Dataset entries:
_ _ _ _

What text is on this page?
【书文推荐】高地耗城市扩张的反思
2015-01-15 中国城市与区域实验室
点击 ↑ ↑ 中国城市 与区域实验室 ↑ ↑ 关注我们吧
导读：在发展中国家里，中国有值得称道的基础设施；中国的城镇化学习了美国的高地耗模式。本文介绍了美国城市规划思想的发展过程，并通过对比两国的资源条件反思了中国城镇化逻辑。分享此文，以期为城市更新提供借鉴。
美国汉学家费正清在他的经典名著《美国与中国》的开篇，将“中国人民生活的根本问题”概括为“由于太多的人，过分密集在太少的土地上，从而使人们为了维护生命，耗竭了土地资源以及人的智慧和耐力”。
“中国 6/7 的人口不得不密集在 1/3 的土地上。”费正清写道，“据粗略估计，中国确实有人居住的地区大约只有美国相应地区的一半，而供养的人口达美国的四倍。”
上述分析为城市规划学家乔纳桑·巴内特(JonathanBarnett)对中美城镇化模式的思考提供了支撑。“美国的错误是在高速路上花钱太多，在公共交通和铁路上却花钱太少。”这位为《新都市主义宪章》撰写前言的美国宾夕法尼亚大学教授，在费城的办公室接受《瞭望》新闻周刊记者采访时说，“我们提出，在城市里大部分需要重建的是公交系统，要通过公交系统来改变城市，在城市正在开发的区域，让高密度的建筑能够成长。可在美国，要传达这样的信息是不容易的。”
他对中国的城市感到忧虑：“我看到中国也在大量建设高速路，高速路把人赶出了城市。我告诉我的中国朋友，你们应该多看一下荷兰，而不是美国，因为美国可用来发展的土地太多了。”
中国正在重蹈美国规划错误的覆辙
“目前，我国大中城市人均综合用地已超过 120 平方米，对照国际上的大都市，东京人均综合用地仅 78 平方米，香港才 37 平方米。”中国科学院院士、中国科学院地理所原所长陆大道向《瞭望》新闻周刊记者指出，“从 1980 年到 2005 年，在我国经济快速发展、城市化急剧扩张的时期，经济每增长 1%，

_ _ _ _

* _Work to be completed_: Repeat all the entries word for word.

* _Final result_:
What text is on this page?
【书文推荐】高地耗城市扩张的反思
2015-01-15 中国城市与区域实验室
点击 ↑ ↑ 中国城市 与区域实验室 ↑ ↑ 关注我们吧
导读：在发展中国家里，中国有值得称道的基础设施；中国的城镇化学习了美国的高地耗模式。本文介绍了美国城市规划思想的发展过程，并通过对比两国的资源条件反思了中国城镇化逻辑。分享此文，以期为城市更新提供借鉴。
美国汉学家费正清在他的经典名著《美国与中国》的开篇，将“中国人民生活的根本问题”概括为“由于太多的人，过分密集在太少的土地上，从而使人们为了维护生命，耗竭了土地资源以及人的智慧和耐力”。
“中国 6/7 的人口不得不密集在 1/3 的土地上。”费正清写道，“据粗略估计，中国确实有人居住的地区大约只有美国相应地区的一半，而供养的人口达美国的四倍。”
上述分析为城市规划学家乔纳桑·巴内特(JonathanBarnett)对中美城镇化模式的思考提供了支撑。“美国的错误是在高速路上花钱太多，在公共交通和铁路上却花钱太少。”这位为《新都市主义宪章》撰写前言的美国宾夕法尼亚大学教授，在费城的办公室接受《瞭望》新闻周刊记者采访时说，“我们提出，在城市里大部分需要重建的是公交系统，要通过公交系统来改变城市，在城市正在开发的区域，让高密度的建筑能够成长。可在美国，要传达这样的信息是不容易的。”
他对中国的城市感到忧虑：“我看到中国也在大量建设高速路，高速路把人赶出了城市。我告诉我的中国朋友，你们应该多看一下荷兰，而不是美国，因为美国可用来发展的土地太多了。”
中国正在重蹈美国规划错误的覆辙
“目前，我国大中城市人均综合用地已超过 120 平方米，对照国际上的大都市，东京人均综合用地仅 78 平方米，香港才 37 平方米。”中国科学院院士、中国科学院地理所原所长陆大道向《瞭望》新闻周刊记者指出，“从 1980 年到 2005 年，在我国经济快速发展、城市化急剧扩张的时期，经济每增长 1%，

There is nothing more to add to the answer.